>> START

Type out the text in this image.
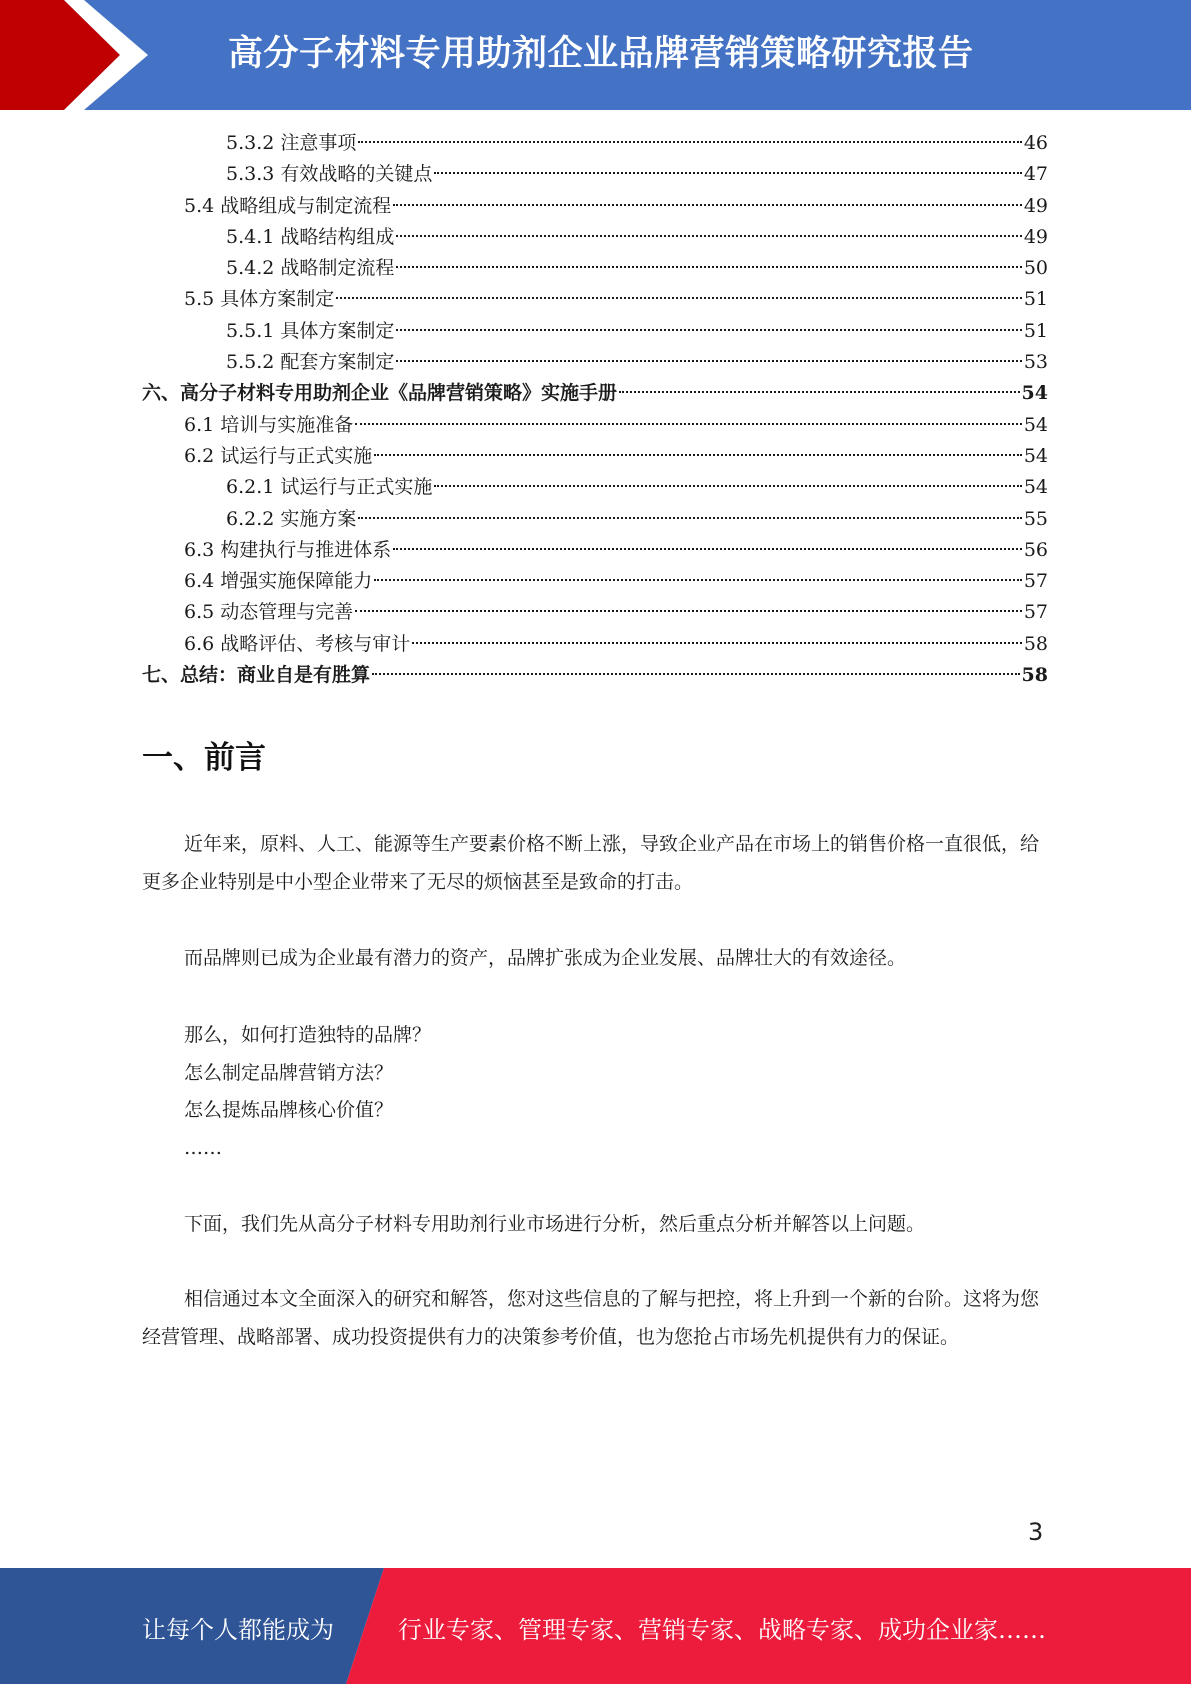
高分子材料专用助剂企业品牌营销策略研究报告
5.3.2 注意事项	46
5.3.3 有效战略的关键点	47
5.4 战略组成与制定流程	49
5.4.1 战略结构组成	49
5.4.2 战略制定流程	50
5.5 具体方案制定	51
5.5.1 具体方案制定	51
5.5.2 配套方案制定	53
六、高分子材料专用助剂企业《品牌营销策略》实施手册	54
6.1 培训与实施准备	54
6.2 试运行与正式实施	54
6.2.1 试运行与正式实施	54
6.2.2 实施方案	55
6.3 构建执行与推进体系	56
6.4 增强实施保障能力	57
6.5 动态管理与完善	57
6.6 战略评估、考核与审计	58
七、总结：商业自是有胜算	58
一、前言

近年来，原料、人工、能源等生产要素价格不断上涨，导致企业产品在市场上的销售价格一直很低，给更多企业特别是中小型企业带来了无尽的烦恼甚至是致命的打击。

而品牌则已成为企业最有潜力的资产，品牌扩张成为企业发展、品牌壮大的有效途径。

那么，如何打造独特的品牌？

怎么制定品牌营销方法？

怎么提炼品牌核心价值？

……

下面，我们先从高分子材料专用助剂行业市场进行分析，然后重点分析并解答以上问题。

相信通过本文全面深入的研究和解答，您对这些信息的了解与把控，将上升到一个新的台阶。这将为您经营管理、战略部署、成功投资提供有力的决策参考价值，也为您抢占市场先机提供有力的保证。

3
让每个人都能成为	行业专家、管理专家、营销专家、战略专家、成功企业家……
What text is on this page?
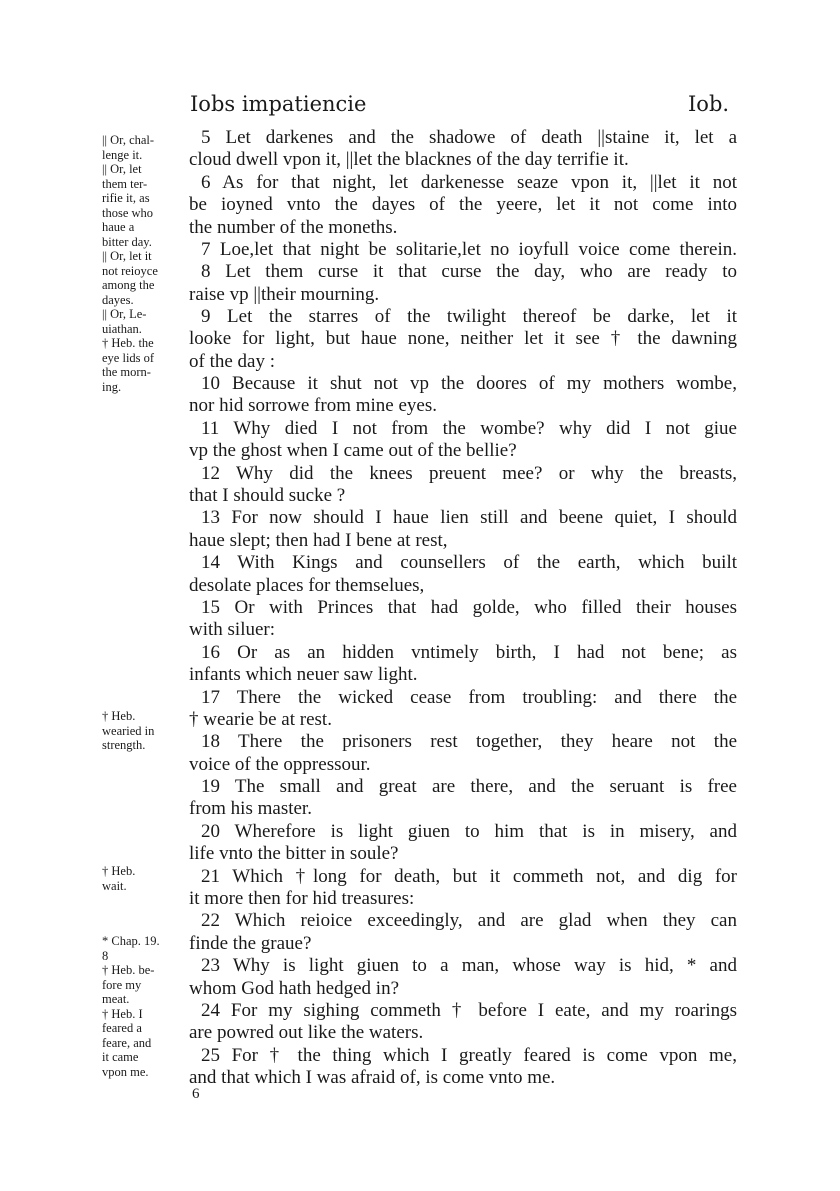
Iobs impatiencie	Iob.

|| Or, chal-

lenge it.

|| Or, let

them ter-

rifie it, as

those who

haue a

bitter day.

|| Or, let it

not reioyce

among the

dayes.

|| Or, Le-

uiathan.

† Heb. the

eye lids of

the morn-

ing.

† Heb.

wearied in

strength.

† Heb.

wait.

* Chap. 19.

8

† Heb. be-

fore my

meat.

† Heb. I

feared a

feare, and

it came

vpon me.

5 Let darkenes and the shadowe of death ||staine it, let a

cloud dwell vpon it, ||let the blacknes of the day terrifie it.

6 As for that night, let darkenesse seaze vpon it, ||let it not

be ioyned vnto the dayes of the yeere, let it not come into

the number of the moneths.

7 Loe,let that night be solitarie,let no ioyfull voice come therein.

8 Let them curse it that curse the day, who are ready to

raise vp ||their mourning.

9 Let the starres of the twilight thereof be darke, let it

looke for light, but haue none, neither let it see † the dawning

of the day :

10 Because it shut not vp the doores of my mothers wombe,

nor hid sorrowe from mine eyes.

11 Why died I not from the wombe? why did I not giue

vp the ghost when I came out of the bellie?

12 Why did the knees preuent mee? or why the breasts,

that I should sucke ?

13 For now should I haue lien still and beene quiet, I should

haue slept; then had I bene at rest,

14 With Kings and counsellers of the earth, which built

desolate places for themselues,

15 Or with Princes that had golde, who filled their houses

with siluer:

16 Or as an hidden vntimely birth, I had not bene; as

infants which neuer saw light.

17 There the wicked cease from troubling: and there the

† wearie be at rest.

18 There the prisoners rest together, they heare not the

voice of the oppressour.

19 The small and great are there, and the seruant is free

from his master.

20 Wherefore is light giuen to him that is in misery, and

life vnto the bitter in soule?

21 Which †long for death, but it commeth not, and dig for

it more then for hid treasures:

22 Which reioice exceedingly, and are glad when they can

finde the graue?

23 Why is light giuen to a man, whose way is hid, * and

whom God hath hedged in?

24 For my sighing commeth † before I eate, and my roarings

are powred out like the waters.

25 For † the thing which I greatly feared is come vpon me,

and that which I was afraid of, is come vnto me.

6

>> END

WHAT IS ASKED:
Go through the material above and copy each line that has the word "wombe".

FULL RESPONSE:
10 Because it shut not vp the doores of my mothers wombe,
11 Why died I not from the wombe? why did I not giue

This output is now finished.